-- EXERCISE REQUIREMENTS --
**a)** Answer these questions using the immigration case excerpt:
(i) In what month and year was Uzun admitted to the United States?
(ii) Until what date did the extensions permit Uzun to remain?
(iii) On what date did Uzun apply for asylum?
**b)** Translate this sentence from the immigration case excerpt into Spanish: "He subsequently received extensions permitting him to remain in the United States until May 15, 2008."
**c)** List every date mentioned in the immigration case excerpt.

-- PASSAGE PROVIDED --
====

Uzun, a native and citizen of Turkey, was admitted to the United States as a non-
immigrant F-1 student in October, 2005 with authorization to remain for a period of six
months. He subsequently received extensions permitting him to remain in the United
States until May 15, 2008. On March 30, 2010, the Department of Homeland Security
issued a Notice to Appear, charging that Uzun was removable under Immigration &
Nationality Act § 237(a)(1)(C)(i) and (B), 8 U.S.C. § 1227(a)(1)(C)(i) and (B), for having
failed to maintain his student status, and as an alien who remained in the United States
for a time longer than permitted. He does not contest that he is removable. On
September 15, 2010, Uzun applied for asylum, withholding of removal, and protection
under the Convention Against Torture, claiming a fear of persecution on the basis of his
secularism in an allegedly increasingly Islamic Turkey.

====

[Saved entries]
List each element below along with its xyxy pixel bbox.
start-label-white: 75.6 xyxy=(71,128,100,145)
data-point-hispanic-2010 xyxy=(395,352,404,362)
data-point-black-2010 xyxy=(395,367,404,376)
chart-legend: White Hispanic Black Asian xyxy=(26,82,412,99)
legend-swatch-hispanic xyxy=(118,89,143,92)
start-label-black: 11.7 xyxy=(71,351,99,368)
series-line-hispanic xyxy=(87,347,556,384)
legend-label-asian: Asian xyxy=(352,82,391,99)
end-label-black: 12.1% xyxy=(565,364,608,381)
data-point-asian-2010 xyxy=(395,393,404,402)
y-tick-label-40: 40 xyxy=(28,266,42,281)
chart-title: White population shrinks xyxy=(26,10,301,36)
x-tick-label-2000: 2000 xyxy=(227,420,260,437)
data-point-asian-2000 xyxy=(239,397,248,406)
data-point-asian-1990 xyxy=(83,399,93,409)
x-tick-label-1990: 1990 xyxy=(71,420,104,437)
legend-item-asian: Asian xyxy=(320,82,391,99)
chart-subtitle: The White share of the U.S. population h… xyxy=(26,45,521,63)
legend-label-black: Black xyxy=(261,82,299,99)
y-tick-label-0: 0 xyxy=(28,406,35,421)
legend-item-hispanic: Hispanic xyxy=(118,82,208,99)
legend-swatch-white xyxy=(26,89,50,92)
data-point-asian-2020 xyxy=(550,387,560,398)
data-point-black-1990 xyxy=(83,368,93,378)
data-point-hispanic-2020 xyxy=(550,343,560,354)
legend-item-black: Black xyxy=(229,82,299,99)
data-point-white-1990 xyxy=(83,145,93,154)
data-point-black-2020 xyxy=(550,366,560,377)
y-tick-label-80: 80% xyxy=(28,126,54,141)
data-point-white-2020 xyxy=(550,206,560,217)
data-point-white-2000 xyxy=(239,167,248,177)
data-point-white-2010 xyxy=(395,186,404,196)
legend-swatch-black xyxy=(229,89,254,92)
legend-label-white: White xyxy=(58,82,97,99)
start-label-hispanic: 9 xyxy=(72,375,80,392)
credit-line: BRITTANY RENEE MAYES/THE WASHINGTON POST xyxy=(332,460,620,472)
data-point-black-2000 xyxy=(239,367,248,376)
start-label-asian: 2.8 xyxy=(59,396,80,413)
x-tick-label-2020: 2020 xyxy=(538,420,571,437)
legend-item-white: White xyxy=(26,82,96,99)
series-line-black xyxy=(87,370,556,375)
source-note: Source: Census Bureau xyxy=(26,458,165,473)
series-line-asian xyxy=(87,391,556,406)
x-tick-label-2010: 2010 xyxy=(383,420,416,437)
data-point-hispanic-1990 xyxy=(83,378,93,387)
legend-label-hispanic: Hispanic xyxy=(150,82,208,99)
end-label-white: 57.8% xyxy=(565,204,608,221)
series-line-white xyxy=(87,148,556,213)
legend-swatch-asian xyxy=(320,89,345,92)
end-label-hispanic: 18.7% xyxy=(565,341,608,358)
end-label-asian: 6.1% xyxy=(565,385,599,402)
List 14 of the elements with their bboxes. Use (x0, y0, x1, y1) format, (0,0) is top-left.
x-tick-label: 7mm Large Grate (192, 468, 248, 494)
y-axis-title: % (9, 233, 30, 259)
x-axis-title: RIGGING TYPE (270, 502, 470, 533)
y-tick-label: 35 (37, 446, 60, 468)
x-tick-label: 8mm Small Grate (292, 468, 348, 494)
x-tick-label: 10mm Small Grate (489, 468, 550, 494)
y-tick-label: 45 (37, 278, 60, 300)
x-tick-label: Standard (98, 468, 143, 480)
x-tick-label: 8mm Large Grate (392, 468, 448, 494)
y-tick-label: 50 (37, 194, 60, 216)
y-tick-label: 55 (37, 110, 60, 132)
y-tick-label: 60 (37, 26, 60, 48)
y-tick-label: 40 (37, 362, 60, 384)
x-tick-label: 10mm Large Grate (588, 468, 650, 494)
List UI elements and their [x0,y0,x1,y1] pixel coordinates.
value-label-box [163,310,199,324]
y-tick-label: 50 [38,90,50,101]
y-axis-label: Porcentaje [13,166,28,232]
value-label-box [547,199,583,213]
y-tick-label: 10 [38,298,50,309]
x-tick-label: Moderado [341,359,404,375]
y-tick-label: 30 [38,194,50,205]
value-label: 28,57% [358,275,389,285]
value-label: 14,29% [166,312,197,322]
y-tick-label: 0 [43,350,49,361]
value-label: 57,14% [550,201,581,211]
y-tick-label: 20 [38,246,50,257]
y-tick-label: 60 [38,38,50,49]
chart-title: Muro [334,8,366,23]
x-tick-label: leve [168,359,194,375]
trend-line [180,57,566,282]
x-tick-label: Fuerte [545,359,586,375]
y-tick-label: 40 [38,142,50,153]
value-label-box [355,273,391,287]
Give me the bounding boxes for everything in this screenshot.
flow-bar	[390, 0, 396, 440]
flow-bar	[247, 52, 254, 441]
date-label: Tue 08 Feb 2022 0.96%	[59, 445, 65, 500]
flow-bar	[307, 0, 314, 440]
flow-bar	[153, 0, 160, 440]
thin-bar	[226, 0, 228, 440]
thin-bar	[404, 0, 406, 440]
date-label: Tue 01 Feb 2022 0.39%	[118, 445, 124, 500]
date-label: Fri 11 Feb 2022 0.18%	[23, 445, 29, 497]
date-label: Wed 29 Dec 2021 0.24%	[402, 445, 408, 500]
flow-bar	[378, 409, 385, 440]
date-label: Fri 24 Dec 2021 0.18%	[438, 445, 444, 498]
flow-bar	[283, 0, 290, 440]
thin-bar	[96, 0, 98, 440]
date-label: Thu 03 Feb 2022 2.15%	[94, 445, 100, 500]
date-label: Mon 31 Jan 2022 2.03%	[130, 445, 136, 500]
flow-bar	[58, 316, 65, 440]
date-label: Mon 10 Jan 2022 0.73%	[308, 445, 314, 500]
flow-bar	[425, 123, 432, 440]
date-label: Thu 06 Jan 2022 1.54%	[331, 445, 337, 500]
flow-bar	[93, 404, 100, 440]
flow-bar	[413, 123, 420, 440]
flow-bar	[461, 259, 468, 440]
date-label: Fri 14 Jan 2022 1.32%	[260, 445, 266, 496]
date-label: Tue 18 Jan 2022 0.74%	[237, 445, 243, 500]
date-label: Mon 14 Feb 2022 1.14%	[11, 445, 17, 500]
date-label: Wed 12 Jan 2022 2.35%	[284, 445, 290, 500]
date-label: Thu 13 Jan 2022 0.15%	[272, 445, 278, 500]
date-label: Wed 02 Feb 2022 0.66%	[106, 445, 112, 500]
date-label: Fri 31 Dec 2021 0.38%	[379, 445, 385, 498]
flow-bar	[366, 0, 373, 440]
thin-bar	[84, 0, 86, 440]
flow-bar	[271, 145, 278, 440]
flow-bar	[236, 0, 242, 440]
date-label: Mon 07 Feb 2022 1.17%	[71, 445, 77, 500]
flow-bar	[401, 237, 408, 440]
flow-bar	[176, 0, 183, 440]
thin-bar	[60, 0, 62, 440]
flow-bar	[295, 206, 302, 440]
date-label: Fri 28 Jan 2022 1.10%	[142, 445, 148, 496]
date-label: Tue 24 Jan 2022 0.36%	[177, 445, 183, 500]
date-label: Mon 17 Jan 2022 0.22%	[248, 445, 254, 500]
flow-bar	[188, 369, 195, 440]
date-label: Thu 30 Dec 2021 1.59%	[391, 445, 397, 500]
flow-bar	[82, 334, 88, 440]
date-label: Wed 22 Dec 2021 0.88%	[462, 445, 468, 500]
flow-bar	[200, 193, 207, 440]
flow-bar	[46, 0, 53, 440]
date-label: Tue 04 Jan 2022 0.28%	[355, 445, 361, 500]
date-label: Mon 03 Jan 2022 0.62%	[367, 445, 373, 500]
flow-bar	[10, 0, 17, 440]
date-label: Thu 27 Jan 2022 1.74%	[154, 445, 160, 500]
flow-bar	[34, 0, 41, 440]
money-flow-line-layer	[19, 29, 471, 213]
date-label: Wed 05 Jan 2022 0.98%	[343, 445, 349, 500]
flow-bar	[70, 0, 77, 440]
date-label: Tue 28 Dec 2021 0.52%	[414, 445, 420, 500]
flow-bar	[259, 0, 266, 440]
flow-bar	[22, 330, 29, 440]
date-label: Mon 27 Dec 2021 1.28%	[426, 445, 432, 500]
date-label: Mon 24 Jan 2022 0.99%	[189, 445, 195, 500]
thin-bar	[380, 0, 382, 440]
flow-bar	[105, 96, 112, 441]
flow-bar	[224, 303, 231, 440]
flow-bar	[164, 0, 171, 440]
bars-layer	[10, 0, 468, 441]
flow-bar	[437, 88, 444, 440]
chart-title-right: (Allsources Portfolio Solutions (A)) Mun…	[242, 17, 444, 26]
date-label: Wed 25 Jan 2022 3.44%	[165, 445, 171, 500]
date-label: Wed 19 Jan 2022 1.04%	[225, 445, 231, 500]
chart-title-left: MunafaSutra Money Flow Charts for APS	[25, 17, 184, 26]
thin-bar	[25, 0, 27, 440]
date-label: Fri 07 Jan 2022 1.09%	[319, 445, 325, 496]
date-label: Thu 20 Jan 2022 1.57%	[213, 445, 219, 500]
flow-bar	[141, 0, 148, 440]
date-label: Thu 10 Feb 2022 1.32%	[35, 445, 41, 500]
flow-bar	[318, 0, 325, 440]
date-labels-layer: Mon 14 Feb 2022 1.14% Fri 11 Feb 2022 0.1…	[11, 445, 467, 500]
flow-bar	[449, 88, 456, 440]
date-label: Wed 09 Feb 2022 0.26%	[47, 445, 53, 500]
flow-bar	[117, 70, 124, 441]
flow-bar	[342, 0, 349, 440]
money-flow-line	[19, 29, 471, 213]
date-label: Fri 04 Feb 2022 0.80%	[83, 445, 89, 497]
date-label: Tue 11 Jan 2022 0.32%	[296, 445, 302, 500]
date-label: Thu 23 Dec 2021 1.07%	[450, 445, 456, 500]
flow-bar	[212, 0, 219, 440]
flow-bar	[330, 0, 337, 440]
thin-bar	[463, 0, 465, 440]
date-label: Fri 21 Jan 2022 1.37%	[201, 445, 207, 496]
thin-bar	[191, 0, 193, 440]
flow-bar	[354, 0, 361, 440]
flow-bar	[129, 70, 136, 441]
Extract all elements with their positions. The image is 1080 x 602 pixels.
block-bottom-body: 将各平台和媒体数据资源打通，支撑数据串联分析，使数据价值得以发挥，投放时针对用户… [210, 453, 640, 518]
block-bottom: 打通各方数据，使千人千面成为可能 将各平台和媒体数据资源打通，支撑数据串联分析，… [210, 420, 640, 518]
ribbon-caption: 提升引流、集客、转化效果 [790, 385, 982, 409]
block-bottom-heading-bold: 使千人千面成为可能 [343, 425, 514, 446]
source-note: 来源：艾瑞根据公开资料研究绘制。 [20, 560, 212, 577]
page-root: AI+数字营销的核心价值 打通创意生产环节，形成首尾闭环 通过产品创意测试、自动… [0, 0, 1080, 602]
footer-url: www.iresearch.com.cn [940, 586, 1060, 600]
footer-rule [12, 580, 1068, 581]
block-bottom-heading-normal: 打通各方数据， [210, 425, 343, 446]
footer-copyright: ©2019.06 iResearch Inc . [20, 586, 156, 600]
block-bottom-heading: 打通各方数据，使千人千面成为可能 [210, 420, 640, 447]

====

-- THE RESPONSES --
**a)**
(i) October 2005
(ii) May 15, 2008
(iii) September 15, 2010

**b)** Posteriormente recibió prórrogas que le permitían permanecer en los Estados Unidos hasta el 15 de mayo de 2008.

**c)**
October 2005
May 15, 2008
March 30, 2010
September 15, 2010